EXERCISE TEXT.
The repository includes an interactive Jupyter notebook (`minsearch_example.ipynb`) that demonstrates the library's features using real-world data. The notebook shows:

- Loading and preparing documents from a JSON source
- Creating and configuring the search index
- Performing searches with filters and boosts
- Working with real course-related Q&A data

To run the notebook:

```bash
uv run jupyter notebook
```

Then open `minsearch_example.ipynb` in your browser.

## Development

### Running Tests

```bash
uv run pytest
```

### Building and Publishing

1. Install development dependencies:
```bash
uv sync --extra dev
```

2. Build the package:
```bash
uv run hatch build
```

3. Publish to test PyPI:
```bash
uv run hatch publish --repo test
```

4. Publish to PyPI:
```bash
uv run hatch publish
```

5. Clean up:
```bash
rm -r dist/
```

Or run 

```bash
python publish.py
```

Note: For Hatch publishing, you'll need to configure your PyPI credentials in `~/.pypirc` or use environment variables.

## PyPI Credentials Setup

Create a `.pypirc` file in your home directory with your PyPI credentials:

```ini
[distutils]
index-servers =
    pypi
    testpypi

[pypi]
repository = https://upload.pypi.org/legacy/
username = __token__
password = pypi-your-main-api-token-here

[testpypi]
repository = https://test.pypi.org/legacy/
username = __token__
password = pypi-your-test-api-token-here
```

**Important Notes:**
- Use `__token__` as the username for API tokens
- Get your tokens from [PyPI](https://pypi.org/manage/account/token/) and [Test PyPI](https://test.pypi.org/manage/account/token/)

EXERCISE OBJECTIVE. Write the next part of the minsearch README, picking up right after its last line.

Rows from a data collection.

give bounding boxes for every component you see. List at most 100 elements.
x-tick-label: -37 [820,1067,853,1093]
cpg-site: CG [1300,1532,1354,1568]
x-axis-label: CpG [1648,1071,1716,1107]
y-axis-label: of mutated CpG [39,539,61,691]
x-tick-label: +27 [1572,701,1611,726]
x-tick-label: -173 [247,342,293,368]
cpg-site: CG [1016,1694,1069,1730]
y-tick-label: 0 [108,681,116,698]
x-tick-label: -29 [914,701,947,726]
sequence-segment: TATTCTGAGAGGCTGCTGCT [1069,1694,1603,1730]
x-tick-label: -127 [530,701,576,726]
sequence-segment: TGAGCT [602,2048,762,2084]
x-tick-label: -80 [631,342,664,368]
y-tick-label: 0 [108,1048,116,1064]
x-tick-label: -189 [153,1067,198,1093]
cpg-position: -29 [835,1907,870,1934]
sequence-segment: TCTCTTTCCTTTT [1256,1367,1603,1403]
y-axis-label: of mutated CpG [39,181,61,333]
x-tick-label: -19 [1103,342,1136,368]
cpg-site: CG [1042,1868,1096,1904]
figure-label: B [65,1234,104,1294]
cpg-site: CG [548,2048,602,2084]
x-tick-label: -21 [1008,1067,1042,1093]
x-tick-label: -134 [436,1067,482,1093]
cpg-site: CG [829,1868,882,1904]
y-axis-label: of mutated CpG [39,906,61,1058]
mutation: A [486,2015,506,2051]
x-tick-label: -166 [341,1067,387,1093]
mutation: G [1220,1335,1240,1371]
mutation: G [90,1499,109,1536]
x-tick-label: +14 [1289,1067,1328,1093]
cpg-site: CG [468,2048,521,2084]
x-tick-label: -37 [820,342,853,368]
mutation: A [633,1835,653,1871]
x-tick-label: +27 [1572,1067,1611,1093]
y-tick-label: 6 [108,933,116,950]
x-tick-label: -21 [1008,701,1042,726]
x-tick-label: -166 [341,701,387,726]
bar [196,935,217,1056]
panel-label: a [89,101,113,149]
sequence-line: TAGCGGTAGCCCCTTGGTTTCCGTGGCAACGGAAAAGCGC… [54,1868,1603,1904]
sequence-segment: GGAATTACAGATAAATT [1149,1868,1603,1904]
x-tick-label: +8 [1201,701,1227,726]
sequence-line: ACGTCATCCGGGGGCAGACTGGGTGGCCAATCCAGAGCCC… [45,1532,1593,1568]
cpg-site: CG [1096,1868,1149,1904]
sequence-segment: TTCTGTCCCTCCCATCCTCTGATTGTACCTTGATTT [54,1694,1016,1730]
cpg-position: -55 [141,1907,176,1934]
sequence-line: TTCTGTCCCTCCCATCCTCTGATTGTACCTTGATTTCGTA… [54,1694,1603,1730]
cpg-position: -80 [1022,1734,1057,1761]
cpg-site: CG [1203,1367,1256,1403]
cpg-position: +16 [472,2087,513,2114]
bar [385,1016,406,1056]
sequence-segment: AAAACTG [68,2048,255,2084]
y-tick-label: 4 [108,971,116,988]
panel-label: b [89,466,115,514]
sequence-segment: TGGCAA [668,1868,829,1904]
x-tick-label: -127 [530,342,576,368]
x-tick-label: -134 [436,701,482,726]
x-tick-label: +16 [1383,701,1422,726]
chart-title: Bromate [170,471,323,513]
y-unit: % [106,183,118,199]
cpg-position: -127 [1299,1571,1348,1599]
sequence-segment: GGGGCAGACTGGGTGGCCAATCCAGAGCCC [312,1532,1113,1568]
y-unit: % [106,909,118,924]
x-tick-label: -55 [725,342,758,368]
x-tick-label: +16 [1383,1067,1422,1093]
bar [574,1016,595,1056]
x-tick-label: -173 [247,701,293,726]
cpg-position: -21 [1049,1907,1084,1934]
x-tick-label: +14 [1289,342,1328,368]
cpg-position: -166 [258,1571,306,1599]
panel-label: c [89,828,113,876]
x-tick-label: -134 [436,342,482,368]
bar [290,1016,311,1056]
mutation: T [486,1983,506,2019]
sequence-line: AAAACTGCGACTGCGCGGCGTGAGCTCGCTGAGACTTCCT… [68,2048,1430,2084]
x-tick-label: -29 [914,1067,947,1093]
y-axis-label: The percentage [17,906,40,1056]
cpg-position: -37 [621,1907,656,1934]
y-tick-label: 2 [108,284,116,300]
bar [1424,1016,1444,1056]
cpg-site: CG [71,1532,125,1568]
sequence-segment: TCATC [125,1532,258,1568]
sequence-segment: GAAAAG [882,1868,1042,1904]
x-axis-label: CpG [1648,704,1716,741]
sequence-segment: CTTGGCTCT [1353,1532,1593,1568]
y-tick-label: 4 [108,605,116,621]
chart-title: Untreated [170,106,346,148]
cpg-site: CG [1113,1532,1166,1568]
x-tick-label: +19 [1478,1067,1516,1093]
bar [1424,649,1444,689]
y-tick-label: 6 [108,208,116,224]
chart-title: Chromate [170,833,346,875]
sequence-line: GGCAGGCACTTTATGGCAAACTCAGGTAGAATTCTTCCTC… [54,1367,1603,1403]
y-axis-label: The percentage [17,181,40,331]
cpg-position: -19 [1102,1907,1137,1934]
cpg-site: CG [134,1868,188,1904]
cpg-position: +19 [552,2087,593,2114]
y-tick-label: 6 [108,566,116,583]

RESPONSE.
- Set file permissions: `chmod 600 ~/.pypirc`

**Alternative: Environment Variables**
```bash
export HATCH_INDEX_USER=__token__
export HATCH_INDEX_AUTH=your-pypi-token
```

## Project Structure

- `minsearch/`: Main package directory
  - `minsearch.py`: Core Index implementation using scikit-learn
  - `append.py`: AppendableIndex implementation with inverted index
  - `vector.py`: VectorSearch implementation using cosine similarity
- `tests/`: Test suite
- `minsearch_example.ipynb`: Example notebook
- `setup.py`: Package configuration
- `Pipfile`: Development dependencies

Note: The `minsearch.py` file in the root directory is maintained for backward compatibility with the LLM Zoomcamp course.